WHAT TO WORK ON: Every line that contains the word "Cashmere" should be copied out.

↓

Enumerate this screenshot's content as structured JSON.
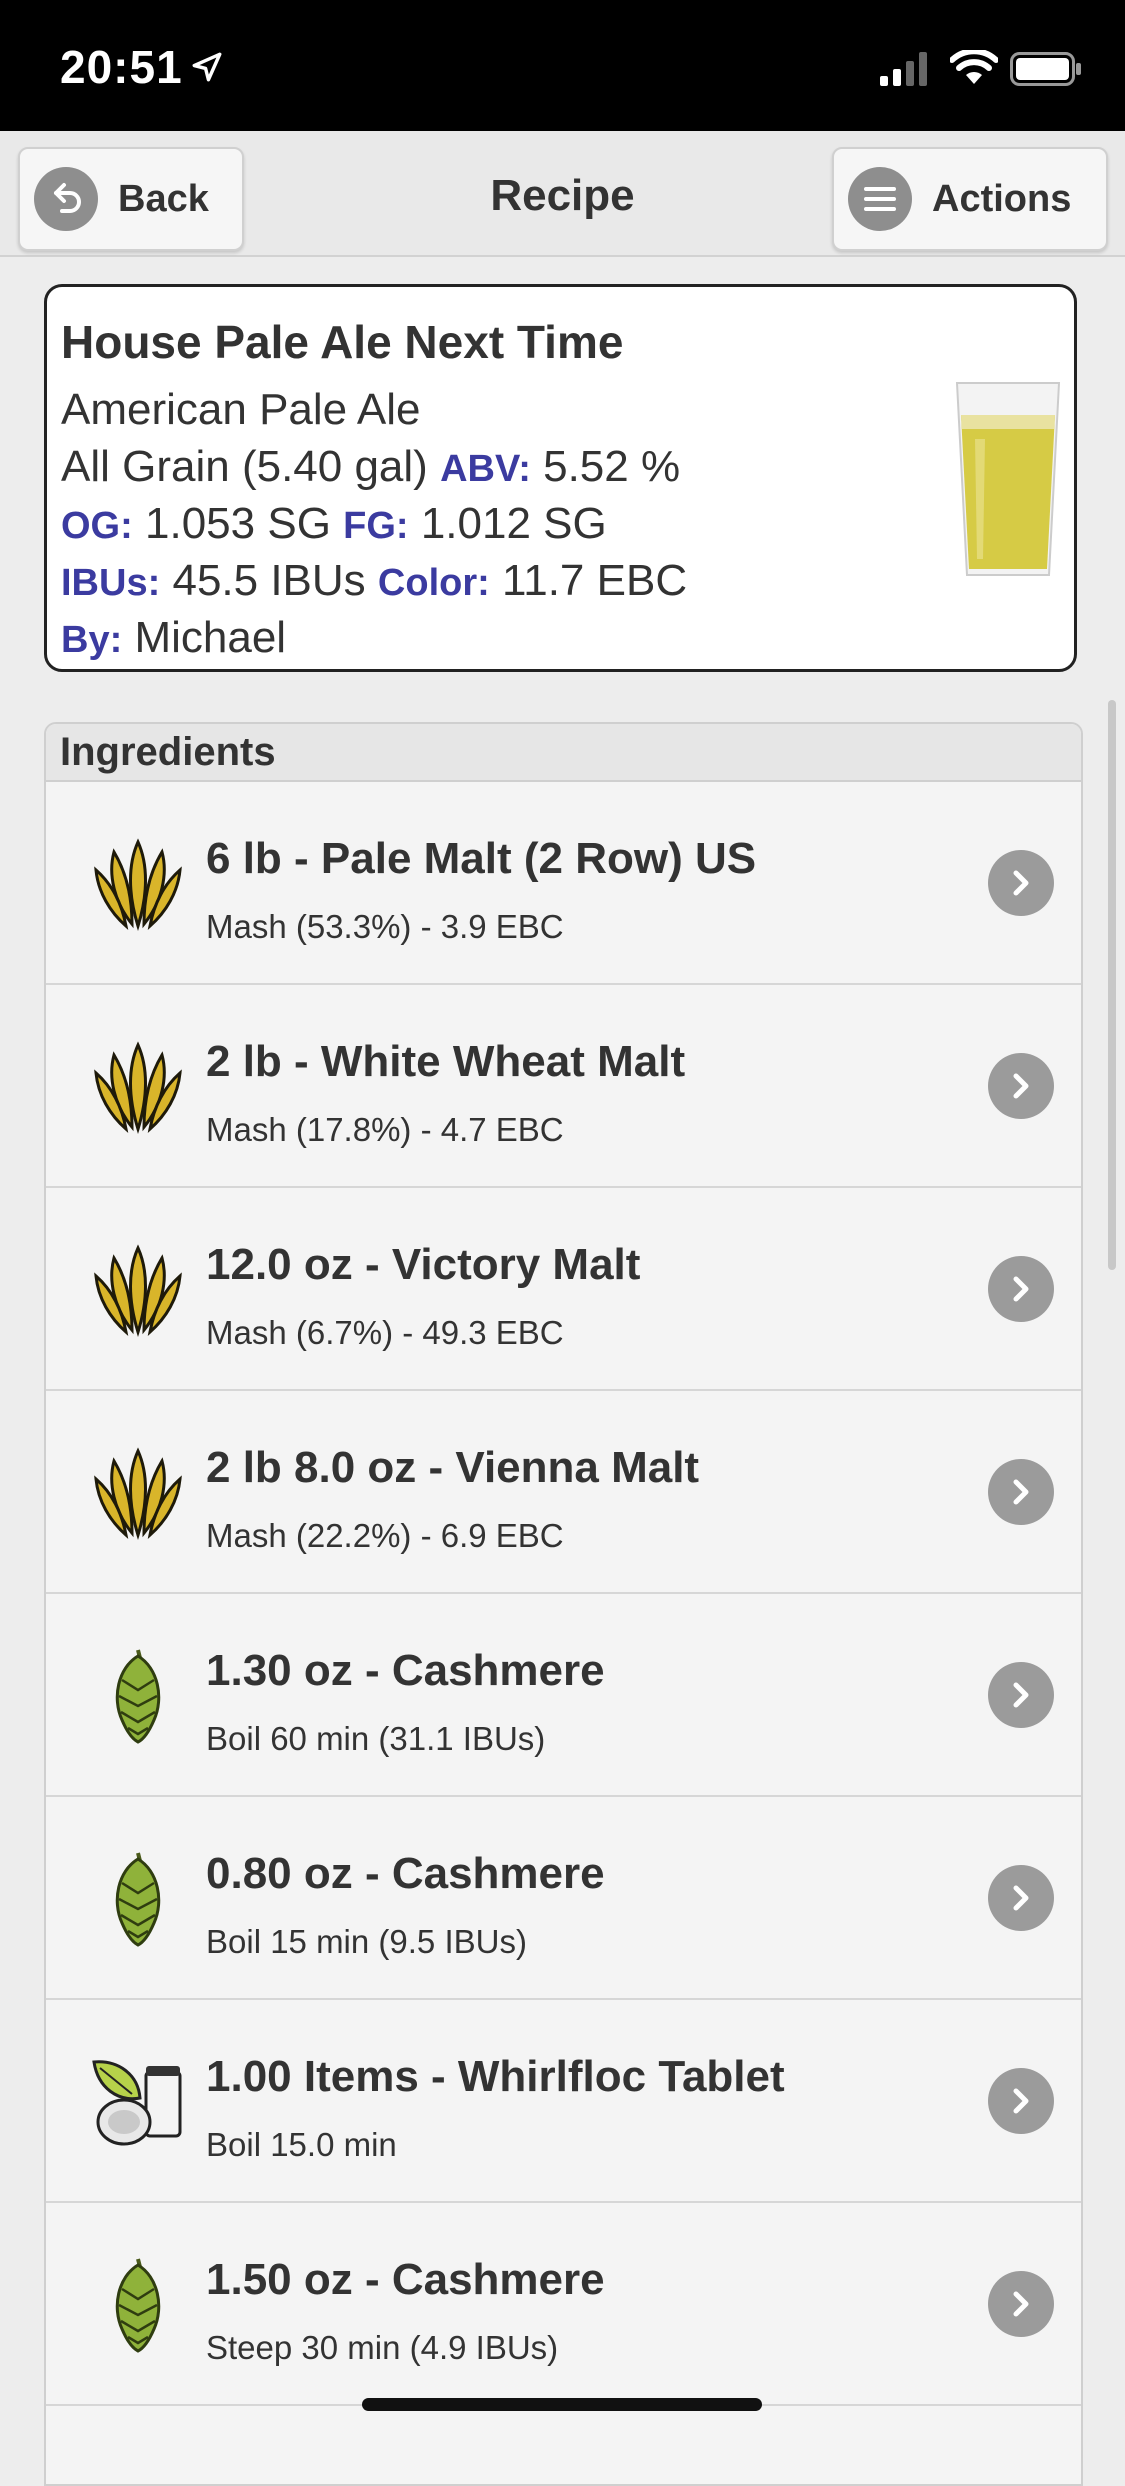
{
  "status_bar": {
    "time": "20:51"
  },
  "nav": {
    "back_label": "Back",
    "title": "Recipe",
    "actions_label": "Actions"
  },
  "summary": {
    "name": "House Pale Ale Next Time",
    "style": "American Pale Ale",
    "type_batch": "All Grain (5.40 gal)",
    "abv_label": "ABV:",
    "abv_value": "5.52 %",
    "og_label": "OG:",
    "og_value": "1.053 SG",
    "fg_label": "FG:",
    "fg_value": "1.012 SG",
    "ibu_label": "IBUs:",
    "ibu_value": "45.5 IBUs",
    "color_label": "Color:",
    "color_value": "11.7 EBC",
    "by_label": "By:",
    "by_value": "Michael"
  },
  "ingredients": {
    "header": "Ingredients",
    "items": [
      {
        "title": "6 lb - Pale Malt (2 Row) US",
        "subtitle": "Mash (53.3%) - 3.9 EBC",
        "icon": "grain-icon"
      },
      {
        "title": "2 lb - White Wheat Malt",
        "subtitle": "Mash (17.8%) - 4.7 EBC",
        "icon": "grain-icon"
      },
      {
        "title": "12.0 oz - Victory Malt",
        "subtitle": "Mash (6.7%) - 49.3 EBC",
        "icon": "grain-icon"
      },
      {
        "title": "2 lb 8.0 oz - Vienna Malt",
        "subtitle": "Mash (22.2%) - 6.9 EBC",
        "icon": "grain-icon"
      },
      {
        "title": "1.30 oz - Cashmere",
        "subtitle": "Boil 60 min (31.1 IBUs)",
        "icon": "hop-icon"
      },
      {
        "title": "0.80 oz - Cashmere",
        "subtitle": "Boil 15 min (9.5 IBUs)",
        "icon": "hop-icon"
      },
      {
        "title": "1.00 Items - Whirlfloc Tablet",
        "subtitle": "Boil 15.0 min",
        "icon": "misc-icon"
      },
      {
        "title": "1.50 oz - Cashmere",
        "subtitle": "Steep 30 min (4.9 IBUs)",
        "icon": "hop-icon"
      }
    ]
  }
}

↑

THE RESULT:
        "title": "1.30 oz - Cashmere",
        "title": "0.80 oz - Cashmere",
        "title": "1.50 oz - Cashmere",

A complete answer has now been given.